> VORLIEGENDER TEXT
+++

Ich bin nicht egoistisch – ich bin vernünftig

Ich bekomme immer wieder die bekannte Frage gestellt: Wie bekommst du das hin? Was denn? Naja: zwei Kinder, ein Start-Up, tausend Events. Und eben trotzdem noch genug Zeit für Yoga, ein Abendessen mit Freundinnen, und so weiter. Eben diese magische Vereinbarkeit. Ich denke dann immer zuerst: schaffe ich das überhaupt? Denn es gab viele Zeiten, da war ich auch eine von denen: von den immer erschöpften Müttern. Auch heute noch bin ich oft abends mehr als platt. Aber, nein, dennoch: die Frage ist berechtigt. Nachdem das letzte Jahr völlig überladen war und Vereinbarkeit ein magisches Wort, mit dem ich eigentlich nichts anfangen konnte, so klappt es mittlerweile sehr gut.

+++

> QUELLAUSZUG

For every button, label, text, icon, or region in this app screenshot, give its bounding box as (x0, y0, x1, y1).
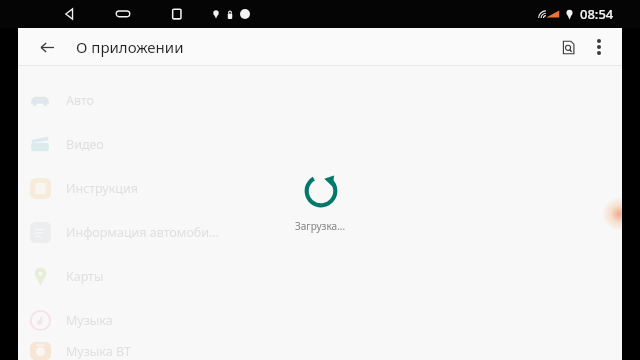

+++

> AUFGABENSTELLUNG
Führe den Text über Vereinbarkeit im Anschluss an seinen letzten Satz weiter. Die Auflistung ist gesondertes Material und kein Bestandteil des Textes über Vereinbarkeit.

> ERGEBNIS
Gerade im Moment sogar SEHR gut, ja wirklich. Es ist so, dass alles läuft und dass ich nicht mal das Gefühl habe, das Kartenhaus würde sofort zusammenbrechen, wenn ein Kind krank wird, wenn das Fahrrad einen Platten hat oder wenn plötzlich die Waschmaschine kaputt geht. Es ist gerade so, dass der Job Spaß macht und ich die Kinder genießen kann. Vereinbarkeit geht!! Unter bestimmten Voraussetzungen. Bei uns klappt es gerade so gut, weil die Arbeit viel aber nicht ZU VIEL ist, weil die Kinder gut drauf sind und wir auch ansonsten keine großen Belastungen haben. Wenn emotionaler Stress mit ins Spiel kommt: Beziehungsprobleme, Sorgen um ein Kind oder einen Verwandten, ein Todesfall… Dann sieht gleich alles anders aus. Das kann natürlich immer passieren. Zudem befinde ich mich in der privilegierten Lage, einen Partner zu haben – und dann auch noch einen, der gleichberechtigt denkt, der offen ist für Veränderungen, der das ganze Spiel mitspielt. Aber es gibt noch einen Faktor: ich achte auf mich. Ich antwortete also letztens, als eine Freundin mich genau das fragte: “Es sind mehrere Faktoren, aber ich bin auch einfach sehr egoistisch.”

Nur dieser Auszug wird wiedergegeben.